---------- Data for the task

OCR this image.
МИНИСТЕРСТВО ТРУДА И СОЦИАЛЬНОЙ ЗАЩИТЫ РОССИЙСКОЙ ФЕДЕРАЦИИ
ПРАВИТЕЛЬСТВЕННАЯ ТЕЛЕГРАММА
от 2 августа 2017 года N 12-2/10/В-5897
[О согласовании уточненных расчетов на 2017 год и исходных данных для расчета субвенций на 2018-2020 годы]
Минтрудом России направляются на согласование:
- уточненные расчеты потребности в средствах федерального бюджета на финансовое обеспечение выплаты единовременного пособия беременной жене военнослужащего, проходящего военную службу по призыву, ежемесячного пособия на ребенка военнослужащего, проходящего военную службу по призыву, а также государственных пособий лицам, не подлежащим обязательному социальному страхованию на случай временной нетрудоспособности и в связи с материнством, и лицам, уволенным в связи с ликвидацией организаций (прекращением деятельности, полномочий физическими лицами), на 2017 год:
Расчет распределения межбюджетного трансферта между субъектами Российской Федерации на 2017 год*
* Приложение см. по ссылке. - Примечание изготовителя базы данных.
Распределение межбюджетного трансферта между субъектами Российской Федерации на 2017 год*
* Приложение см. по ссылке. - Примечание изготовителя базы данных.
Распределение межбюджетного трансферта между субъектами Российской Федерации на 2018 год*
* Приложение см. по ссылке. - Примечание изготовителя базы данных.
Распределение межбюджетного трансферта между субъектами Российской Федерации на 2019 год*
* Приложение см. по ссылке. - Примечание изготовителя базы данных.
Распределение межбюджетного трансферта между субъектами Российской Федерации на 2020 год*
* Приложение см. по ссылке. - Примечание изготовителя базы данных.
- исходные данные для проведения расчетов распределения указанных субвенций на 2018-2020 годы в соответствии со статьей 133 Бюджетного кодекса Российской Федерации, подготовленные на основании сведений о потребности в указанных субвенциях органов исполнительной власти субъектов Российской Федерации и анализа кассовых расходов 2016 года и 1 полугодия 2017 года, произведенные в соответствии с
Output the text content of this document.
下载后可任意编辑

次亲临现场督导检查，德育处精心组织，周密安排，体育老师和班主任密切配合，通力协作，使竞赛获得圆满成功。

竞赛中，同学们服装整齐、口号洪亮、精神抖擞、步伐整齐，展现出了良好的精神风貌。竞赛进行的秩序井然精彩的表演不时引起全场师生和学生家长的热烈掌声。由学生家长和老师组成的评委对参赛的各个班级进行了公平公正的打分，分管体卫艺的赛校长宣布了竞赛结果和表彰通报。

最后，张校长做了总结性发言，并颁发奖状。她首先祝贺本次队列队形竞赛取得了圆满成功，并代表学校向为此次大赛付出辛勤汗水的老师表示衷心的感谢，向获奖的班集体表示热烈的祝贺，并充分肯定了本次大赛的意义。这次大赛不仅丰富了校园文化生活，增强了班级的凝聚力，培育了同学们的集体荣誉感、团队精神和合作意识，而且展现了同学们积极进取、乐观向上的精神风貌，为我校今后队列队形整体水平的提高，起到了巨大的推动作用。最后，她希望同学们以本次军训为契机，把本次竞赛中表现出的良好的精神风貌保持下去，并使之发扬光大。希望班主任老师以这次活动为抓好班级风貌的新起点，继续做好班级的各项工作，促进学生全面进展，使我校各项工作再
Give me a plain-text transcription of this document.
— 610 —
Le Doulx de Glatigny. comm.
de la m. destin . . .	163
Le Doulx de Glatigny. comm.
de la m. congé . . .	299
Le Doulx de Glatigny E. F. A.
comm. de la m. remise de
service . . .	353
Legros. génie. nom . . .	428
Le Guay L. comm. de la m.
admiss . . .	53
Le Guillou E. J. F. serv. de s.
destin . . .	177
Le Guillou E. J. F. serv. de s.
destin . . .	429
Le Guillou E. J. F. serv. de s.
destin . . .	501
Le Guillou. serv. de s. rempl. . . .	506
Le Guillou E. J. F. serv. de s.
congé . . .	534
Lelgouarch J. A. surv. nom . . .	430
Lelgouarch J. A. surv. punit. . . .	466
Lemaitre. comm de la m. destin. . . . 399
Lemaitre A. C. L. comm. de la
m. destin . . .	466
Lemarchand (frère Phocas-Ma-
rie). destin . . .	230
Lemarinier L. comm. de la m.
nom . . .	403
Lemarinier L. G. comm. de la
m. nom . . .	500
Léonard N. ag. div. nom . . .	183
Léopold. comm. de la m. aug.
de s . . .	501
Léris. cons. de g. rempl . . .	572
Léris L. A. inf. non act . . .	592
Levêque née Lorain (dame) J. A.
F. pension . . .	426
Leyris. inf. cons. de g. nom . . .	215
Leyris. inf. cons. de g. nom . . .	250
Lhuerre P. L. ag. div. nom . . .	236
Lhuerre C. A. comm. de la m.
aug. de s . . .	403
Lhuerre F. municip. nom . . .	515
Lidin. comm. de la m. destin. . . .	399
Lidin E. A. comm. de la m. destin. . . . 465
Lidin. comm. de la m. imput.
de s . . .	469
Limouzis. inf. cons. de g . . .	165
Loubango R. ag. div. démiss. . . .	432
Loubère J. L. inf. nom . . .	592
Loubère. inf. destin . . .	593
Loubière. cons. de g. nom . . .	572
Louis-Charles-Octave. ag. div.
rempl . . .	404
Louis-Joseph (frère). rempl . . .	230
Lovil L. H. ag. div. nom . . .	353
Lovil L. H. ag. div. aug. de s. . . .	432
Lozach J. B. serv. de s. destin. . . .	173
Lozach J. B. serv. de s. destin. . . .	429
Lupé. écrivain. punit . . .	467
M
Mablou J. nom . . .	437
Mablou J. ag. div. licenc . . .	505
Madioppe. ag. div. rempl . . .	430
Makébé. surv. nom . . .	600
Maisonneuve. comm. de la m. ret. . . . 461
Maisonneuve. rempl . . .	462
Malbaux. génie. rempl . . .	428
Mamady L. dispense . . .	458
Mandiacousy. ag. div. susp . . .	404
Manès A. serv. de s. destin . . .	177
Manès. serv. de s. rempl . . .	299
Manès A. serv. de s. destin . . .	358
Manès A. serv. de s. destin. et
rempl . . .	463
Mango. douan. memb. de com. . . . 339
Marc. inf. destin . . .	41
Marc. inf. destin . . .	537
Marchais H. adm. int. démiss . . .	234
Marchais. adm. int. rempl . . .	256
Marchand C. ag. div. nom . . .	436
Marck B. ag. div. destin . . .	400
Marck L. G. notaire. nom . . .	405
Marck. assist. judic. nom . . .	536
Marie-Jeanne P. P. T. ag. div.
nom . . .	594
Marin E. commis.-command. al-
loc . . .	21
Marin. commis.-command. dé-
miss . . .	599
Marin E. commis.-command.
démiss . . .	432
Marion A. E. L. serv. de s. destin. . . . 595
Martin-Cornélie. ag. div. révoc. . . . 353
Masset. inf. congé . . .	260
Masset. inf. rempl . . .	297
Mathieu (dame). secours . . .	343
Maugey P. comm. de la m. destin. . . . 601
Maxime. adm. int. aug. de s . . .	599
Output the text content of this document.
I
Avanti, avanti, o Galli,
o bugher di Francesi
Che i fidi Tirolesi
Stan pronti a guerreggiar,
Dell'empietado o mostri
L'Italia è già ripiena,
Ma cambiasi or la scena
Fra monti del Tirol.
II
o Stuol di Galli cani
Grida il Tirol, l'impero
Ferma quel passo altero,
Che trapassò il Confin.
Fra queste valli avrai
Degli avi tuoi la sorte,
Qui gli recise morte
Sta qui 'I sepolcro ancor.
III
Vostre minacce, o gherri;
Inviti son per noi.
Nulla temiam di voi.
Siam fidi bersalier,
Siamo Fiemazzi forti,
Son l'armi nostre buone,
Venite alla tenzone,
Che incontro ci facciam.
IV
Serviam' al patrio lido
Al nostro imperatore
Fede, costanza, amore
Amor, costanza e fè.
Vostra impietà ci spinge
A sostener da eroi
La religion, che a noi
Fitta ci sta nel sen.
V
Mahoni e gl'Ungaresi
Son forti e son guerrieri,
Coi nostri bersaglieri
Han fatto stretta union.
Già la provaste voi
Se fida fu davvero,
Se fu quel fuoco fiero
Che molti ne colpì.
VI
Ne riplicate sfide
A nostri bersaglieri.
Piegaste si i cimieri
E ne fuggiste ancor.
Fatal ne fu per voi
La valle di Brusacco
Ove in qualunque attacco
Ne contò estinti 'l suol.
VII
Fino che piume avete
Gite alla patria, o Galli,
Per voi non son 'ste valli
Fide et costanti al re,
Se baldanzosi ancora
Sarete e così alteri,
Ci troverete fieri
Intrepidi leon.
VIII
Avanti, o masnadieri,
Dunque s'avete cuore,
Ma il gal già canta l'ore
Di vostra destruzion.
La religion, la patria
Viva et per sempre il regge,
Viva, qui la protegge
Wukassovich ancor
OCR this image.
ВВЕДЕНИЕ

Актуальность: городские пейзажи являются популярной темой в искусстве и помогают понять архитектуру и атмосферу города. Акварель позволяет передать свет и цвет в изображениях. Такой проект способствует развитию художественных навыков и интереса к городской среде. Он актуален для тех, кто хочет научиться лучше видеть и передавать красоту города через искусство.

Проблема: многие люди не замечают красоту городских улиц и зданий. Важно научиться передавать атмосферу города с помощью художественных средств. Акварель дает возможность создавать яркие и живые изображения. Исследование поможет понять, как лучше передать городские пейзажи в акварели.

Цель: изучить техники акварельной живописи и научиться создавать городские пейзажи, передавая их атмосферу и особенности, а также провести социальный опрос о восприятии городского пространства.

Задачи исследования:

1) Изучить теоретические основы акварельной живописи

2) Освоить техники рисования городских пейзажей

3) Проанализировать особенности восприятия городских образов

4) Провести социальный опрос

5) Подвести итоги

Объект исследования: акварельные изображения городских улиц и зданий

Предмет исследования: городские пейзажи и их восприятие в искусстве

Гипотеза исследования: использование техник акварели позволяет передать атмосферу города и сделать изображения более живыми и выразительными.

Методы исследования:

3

--------------------

**Exercise directions**
In the material above, show every line where the word "улиц" turns up.

**Task response**
Проблема: многие люди не замечают красоту городских улиц и зданий. Важно научиться передавать атмосферу города с помощью художественных средств. Акварель дает возможность создавать яркие и живые изображения. Исследование поможет понять, как лучше передать городские пейзажи в акварели.
Объект исследования: акварельные изображения городских улиц и зданий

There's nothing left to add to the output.